[START]

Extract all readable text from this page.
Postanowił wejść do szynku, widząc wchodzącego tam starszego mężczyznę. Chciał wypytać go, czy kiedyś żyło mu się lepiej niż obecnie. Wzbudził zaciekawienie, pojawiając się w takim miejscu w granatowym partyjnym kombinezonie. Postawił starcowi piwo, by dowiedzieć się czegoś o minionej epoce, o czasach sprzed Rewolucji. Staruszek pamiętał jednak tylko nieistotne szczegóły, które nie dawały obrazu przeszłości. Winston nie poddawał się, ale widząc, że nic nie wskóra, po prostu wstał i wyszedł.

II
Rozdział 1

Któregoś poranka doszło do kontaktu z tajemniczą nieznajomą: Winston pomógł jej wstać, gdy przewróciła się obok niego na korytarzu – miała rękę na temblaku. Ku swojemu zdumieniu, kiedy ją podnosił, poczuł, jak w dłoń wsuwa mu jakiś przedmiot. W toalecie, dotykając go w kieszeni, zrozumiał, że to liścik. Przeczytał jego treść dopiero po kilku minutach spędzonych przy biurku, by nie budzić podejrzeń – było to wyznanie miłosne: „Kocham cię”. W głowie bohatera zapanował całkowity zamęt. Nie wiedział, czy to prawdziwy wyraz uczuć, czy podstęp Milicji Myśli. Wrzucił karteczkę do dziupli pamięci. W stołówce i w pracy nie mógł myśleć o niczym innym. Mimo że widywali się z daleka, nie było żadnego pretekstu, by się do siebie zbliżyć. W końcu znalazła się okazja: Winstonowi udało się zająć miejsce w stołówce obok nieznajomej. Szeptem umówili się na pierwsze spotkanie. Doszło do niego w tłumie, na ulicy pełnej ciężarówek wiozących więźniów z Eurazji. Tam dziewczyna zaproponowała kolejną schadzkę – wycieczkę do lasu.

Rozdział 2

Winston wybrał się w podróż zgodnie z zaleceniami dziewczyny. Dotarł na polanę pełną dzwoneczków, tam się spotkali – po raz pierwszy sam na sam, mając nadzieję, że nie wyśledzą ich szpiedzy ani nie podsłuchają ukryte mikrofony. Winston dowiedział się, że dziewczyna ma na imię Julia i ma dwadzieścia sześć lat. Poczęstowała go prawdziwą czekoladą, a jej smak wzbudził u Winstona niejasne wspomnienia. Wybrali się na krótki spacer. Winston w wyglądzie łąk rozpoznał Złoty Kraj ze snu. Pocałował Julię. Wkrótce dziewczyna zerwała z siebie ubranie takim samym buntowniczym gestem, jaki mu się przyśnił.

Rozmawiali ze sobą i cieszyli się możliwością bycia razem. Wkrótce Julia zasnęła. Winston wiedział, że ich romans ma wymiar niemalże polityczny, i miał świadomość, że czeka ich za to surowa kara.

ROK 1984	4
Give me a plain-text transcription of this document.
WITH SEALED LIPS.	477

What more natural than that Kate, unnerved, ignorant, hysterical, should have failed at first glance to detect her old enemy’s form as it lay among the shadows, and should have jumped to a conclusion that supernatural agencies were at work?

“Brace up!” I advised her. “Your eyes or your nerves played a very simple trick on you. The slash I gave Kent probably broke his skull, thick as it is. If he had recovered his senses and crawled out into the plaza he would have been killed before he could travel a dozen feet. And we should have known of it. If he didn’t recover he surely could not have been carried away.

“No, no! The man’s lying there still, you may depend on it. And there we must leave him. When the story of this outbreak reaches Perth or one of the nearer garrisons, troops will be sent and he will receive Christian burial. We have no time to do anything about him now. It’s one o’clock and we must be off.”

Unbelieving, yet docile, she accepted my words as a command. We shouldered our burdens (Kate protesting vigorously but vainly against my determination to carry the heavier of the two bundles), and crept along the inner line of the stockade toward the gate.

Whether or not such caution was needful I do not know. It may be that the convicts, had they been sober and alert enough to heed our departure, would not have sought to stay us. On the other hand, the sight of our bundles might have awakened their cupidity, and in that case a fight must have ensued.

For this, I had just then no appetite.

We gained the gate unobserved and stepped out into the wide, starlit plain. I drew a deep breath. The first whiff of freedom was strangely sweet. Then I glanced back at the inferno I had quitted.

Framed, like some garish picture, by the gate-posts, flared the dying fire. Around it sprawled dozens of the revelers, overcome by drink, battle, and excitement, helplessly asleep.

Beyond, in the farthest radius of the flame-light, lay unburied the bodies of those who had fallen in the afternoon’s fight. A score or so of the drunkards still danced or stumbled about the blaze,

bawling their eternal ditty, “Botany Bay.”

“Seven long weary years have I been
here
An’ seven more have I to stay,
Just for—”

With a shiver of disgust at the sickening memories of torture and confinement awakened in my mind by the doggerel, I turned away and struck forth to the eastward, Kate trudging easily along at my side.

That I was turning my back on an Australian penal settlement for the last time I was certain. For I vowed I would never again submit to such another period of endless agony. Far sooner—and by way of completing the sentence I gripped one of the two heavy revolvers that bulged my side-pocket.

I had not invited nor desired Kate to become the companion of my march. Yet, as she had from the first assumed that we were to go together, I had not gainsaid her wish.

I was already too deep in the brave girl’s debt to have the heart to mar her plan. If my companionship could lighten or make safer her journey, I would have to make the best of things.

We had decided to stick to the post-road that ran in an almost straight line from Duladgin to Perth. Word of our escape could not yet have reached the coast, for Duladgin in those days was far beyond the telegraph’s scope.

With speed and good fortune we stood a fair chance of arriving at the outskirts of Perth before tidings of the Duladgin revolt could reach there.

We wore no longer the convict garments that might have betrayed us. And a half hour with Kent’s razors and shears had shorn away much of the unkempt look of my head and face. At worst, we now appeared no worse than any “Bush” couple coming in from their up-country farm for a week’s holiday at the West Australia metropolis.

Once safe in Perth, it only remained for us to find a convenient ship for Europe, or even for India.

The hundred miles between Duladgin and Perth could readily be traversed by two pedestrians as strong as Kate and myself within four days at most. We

[END]

What is needed :: Find every line holding the word "must"; give their count and nothing else.

Answer below :: 2